I remember my days on the Board of Directors at the Weinberg Center for the Arts. We struggled through some changes and did our level best to ensure that the Weinberg remained solvent.

 

So, it was great to read recently that 90% of the $1 million capital campaign has been raised. The current board, its current director, John Healey, and Stephanie Miller, the marketing and development director, should all be commended for their efforts. It’s great to see the Weinberg continue to grow.

 

I’d also like to congratulate Brian Runkles, chairman of the capital campaign, for spearheading this effort. Maybe Mr. Runkles could help with the city and county budget deficits!

 

On Del. Galen Clagett’s initiatives….

 

I commend Delegate Clagett for reintroducing several bills, including banning phosphorus in lawn fertilizer for residential use. I do think that promoting the use of clotheslines could help reduce energy usage, but like the "reduce, reuse, and recycle" program, it really has to be everyone doing this in order to make a significant impact.

 

It is my belief that green initiatives only make a slight impact unless it’s done by everyone (or nearly everyone). We have local, state, and national leaders who are doing great work in promoting green initiatives. However, our leaders must work together to continue insisting on these initiatives.

 

It is not enough for some people to do some of these things. Personal lifestyle and purchasing choices are positive moves toward the good. Also, the simple acts of raising awareness and making connections, along with supporting the development of green products and distributors, are beneficial.

 

However, this is not enough. By themselves, these personal practices done by only a few will make little impact. A sustained, concerted effort by many is the first step. We need to look at our schools, churches, businesses, etc., for a sustained, macro-level effort. One may buy energy-efficient bulbs for their house, but one house, one neighborhood, even one town, isn’t enough.

 

Gov. Martin O'Malley has called for the state to reduce energy use by 15 percent by 2015. We as citizens should do all that we can to reach, and surpass, this achievable goal.

+---+

§ **What this task involves**:
Can you condense the paragraph of the opinion piece above that begins "However, this is not enough" into a short bulleted list of its main points?

§ **Layout dataset entries**:
+---+

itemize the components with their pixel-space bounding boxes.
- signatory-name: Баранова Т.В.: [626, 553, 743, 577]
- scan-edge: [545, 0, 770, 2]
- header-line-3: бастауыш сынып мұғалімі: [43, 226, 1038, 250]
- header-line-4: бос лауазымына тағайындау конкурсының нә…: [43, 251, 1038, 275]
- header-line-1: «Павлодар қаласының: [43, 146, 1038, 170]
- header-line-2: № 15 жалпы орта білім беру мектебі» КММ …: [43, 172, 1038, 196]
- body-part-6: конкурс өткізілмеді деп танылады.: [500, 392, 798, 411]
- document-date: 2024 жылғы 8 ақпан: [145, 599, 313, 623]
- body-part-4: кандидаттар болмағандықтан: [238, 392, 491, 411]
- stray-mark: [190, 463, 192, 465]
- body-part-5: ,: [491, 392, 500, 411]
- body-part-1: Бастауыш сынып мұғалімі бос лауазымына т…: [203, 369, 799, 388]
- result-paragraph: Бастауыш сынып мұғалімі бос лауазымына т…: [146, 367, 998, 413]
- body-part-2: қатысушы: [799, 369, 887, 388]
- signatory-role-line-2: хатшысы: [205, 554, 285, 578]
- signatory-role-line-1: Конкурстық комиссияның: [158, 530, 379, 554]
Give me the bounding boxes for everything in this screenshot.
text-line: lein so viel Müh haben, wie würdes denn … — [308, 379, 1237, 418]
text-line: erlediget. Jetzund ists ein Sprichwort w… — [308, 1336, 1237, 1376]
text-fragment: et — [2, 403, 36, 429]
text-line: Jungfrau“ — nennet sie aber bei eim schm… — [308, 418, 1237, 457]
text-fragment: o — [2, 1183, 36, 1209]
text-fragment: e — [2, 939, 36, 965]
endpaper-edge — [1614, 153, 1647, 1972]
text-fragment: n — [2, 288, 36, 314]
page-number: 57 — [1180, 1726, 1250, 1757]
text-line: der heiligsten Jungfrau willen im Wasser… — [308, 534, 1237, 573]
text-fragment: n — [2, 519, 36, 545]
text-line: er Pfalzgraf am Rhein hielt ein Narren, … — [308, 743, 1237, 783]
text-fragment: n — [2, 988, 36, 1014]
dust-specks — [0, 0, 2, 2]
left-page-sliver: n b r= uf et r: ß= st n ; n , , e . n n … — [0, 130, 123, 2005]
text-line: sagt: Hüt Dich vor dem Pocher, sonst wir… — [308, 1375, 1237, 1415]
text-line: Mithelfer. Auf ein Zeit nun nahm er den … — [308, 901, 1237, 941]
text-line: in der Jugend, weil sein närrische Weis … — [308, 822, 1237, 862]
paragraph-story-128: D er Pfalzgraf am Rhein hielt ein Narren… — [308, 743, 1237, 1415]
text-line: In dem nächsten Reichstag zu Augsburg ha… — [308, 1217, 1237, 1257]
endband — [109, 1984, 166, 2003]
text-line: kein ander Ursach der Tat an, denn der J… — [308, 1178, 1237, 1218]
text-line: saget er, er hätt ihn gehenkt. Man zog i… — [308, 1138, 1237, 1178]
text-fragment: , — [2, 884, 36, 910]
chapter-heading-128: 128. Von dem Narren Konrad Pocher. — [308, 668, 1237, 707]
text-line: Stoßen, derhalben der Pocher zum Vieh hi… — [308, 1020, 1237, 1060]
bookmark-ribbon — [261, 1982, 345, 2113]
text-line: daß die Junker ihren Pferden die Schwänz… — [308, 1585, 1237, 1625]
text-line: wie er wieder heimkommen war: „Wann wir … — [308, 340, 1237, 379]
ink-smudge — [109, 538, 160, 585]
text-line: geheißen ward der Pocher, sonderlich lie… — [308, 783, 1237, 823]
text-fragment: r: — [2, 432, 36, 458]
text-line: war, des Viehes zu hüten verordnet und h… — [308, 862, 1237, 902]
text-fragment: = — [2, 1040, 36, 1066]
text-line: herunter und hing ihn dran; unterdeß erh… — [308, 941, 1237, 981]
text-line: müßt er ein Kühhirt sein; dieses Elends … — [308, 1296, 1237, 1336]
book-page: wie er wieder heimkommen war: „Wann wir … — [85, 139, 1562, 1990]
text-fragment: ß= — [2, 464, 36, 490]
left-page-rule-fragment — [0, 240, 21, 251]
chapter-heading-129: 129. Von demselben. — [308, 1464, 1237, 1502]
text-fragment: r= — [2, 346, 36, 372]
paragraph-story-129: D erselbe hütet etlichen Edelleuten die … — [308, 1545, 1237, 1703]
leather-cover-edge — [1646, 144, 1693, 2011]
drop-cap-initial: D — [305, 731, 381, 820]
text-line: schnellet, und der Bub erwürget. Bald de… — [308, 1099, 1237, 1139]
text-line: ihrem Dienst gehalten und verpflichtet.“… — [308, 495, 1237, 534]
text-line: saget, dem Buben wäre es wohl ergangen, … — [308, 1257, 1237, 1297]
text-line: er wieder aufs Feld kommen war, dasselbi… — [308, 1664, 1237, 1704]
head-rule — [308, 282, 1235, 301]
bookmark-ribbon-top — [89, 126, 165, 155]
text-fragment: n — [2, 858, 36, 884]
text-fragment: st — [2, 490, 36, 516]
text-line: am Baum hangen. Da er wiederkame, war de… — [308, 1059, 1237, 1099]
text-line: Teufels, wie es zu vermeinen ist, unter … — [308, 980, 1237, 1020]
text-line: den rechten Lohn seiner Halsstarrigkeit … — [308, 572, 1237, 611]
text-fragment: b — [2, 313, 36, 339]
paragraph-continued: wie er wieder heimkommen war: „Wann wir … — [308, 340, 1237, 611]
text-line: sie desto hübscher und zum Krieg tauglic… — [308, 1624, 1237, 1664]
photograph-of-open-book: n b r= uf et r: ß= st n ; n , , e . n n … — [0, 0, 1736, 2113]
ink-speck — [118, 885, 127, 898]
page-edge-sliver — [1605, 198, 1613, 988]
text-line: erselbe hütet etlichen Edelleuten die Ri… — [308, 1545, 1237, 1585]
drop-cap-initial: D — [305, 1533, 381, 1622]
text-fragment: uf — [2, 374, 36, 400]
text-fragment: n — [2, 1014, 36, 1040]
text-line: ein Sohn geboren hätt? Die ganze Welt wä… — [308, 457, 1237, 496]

+---+

§ **Response**:
- Personal practices carried out by only a few people make little impact.
- A sustained, concerted effort by many is the first step.
- Schools, churches, businesses and similar institutions should be the focus of a sustained, macro-level effort.
- Energy-efficient bulbs in one house, one neighborhood or even one town are not enough.